> [What is needed]
Pull out the lines from the start of the material through the line containing "answer-box <box>80 1024 1120 1133</box>", including that line, and repeat them without any changes.

(Bounding box annotations)
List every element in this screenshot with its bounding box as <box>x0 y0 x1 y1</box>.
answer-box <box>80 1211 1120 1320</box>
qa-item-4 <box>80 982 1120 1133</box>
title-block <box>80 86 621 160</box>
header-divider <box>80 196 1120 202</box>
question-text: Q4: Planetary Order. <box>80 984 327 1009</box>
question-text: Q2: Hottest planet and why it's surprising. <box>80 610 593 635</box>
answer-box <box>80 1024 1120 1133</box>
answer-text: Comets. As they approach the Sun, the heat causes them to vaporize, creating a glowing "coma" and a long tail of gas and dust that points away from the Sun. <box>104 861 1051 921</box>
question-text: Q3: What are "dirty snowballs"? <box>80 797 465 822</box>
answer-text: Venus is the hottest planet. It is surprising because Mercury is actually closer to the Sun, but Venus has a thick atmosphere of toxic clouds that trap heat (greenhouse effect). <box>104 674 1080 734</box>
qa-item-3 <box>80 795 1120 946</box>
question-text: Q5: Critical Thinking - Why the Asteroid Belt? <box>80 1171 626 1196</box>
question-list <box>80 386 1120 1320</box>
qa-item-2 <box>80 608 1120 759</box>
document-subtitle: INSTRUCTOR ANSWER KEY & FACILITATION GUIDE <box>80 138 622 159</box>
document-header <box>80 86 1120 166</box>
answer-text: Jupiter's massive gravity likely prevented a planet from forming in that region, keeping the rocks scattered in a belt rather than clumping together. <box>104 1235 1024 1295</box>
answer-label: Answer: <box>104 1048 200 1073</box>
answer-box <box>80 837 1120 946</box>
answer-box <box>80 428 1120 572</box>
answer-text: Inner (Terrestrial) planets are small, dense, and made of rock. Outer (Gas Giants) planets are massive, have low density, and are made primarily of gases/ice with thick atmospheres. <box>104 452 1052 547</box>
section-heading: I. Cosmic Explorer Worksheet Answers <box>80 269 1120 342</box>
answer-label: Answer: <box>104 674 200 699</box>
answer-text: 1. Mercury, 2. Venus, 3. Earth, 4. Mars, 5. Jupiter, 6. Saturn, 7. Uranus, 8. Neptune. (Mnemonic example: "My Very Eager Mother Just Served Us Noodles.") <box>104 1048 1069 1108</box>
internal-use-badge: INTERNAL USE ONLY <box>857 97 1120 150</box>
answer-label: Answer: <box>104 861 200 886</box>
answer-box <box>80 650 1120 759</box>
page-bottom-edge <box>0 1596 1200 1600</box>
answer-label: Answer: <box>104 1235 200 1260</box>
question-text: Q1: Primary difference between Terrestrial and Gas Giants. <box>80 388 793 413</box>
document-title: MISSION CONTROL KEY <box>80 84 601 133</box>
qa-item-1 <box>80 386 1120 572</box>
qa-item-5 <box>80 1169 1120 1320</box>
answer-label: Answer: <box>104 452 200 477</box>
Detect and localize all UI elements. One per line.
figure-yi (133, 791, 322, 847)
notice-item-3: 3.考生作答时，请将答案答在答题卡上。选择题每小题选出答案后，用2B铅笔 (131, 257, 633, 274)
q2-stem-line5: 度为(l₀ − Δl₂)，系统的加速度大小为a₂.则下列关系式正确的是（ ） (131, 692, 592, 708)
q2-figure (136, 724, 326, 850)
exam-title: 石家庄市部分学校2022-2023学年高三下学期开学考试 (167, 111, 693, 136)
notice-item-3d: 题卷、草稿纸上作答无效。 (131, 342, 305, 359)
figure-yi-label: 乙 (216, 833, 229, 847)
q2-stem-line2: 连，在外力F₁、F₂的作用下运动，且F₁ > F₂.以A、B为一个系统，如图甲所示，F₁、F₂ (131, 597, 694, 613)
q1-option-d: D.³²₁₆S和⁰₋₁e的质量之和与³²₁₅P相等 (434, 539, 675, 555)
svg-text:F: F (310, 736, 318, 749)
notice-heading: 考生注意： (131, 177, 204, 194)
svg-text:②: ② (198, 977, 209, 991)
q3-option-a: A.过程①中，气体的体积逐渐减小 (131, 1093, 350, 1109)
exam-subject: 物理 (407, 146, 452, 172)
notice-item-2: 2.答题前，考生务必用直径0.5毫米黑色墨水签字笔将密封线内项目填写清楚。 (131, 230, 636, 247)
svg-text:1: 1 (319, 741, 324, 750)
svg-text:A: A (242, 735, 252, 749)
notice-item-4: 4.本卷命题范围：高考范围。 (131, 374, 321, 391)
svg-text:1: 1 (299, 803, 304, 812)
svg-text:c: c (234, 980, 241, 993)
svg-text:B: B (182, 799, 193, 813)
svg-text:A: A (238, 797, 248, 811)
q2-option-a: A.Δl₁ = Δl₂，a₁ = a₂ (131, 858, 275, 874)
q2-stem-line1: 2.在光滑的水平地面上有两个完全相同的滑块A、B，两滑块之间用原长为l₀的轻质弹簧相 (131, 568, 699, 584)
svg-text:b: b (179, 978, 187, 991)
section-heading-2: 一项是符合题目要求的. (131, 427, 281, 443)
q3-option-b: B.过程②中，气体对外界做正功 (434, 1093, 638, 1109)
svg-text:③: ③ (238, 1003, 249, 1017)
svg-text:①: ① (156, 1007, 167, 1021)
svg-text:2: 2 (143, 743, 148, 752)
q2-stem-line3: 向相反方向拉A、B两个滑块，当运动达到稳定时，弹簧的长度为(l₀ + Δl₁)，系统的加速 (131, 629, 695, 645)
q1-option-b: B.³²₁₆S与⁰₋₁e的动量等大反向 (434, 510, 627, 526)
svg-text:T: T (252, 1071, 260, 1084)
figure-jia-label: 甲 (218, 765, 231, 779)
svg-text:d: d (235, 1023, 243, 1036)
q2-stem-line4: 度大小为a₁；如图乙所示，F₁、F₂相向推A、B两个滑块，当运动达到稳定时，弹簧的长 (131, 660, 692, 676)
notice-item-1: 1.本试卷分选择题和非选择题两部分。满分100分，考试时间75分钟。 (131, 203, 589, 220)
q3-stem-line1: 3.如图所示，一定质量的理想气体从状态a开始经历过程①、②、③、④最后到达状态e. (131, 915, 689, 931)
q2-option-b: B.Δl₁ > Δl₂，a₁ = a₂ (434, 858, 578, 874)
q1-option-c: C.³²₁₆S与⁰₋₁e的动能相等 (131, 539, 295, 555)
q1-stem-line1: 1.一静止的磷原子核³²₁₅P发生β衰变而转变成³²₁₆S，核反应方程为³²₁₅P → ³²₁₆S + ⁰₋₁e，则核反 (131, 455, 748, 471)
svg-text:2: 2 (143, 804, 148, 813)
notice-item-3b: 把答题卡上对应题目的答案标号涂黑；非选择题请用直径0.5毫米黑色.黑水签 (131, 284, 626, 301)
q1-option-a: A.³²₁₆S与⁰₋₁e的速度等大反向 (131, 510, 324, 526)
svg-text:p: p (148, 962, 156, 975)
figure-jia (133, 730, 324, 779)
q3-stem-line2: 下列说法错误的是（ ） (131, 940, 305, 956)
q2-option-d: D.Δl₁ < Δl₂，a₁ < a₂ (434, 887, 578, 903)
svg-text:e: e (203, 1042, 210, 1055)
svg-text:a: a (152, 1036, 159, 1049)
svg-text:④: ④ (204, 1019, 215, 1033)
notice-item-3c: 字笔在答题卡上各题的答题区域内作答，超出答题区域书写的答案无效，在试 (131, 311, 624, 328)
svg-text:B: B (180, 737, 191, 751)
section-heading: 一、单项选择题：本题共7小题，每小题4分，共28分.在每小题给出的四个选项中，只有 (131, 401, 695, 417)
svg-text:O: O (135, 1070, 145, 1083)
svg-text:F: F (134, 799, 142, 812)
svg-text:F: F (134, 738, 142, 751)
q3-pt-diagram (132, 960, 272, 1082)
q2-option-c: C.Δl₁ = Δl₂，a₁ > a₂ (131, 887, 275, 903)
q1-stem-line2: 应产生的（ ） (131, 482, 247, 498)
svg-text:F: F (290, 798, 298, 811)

> [Answer to this problem]
List every element in this screenshot with its bounding box as <box>x0 y0 x1 y1</box>.
answer-box <box>80 1211 1120 1320</box>
qa-item-4 <box>80 982 1120 1133</box>
title-block <box>80 86 621 160</box>
header-divider <box>80 196 1120 202</box>
question-text: Q4: Planetary Order. <box>80 984 327 1009</box>
question-text: Q2: Hottest planet and why it's surprising. <box>80 610 593 635</box>
answer-box <box>80 1024 1120 1133</box>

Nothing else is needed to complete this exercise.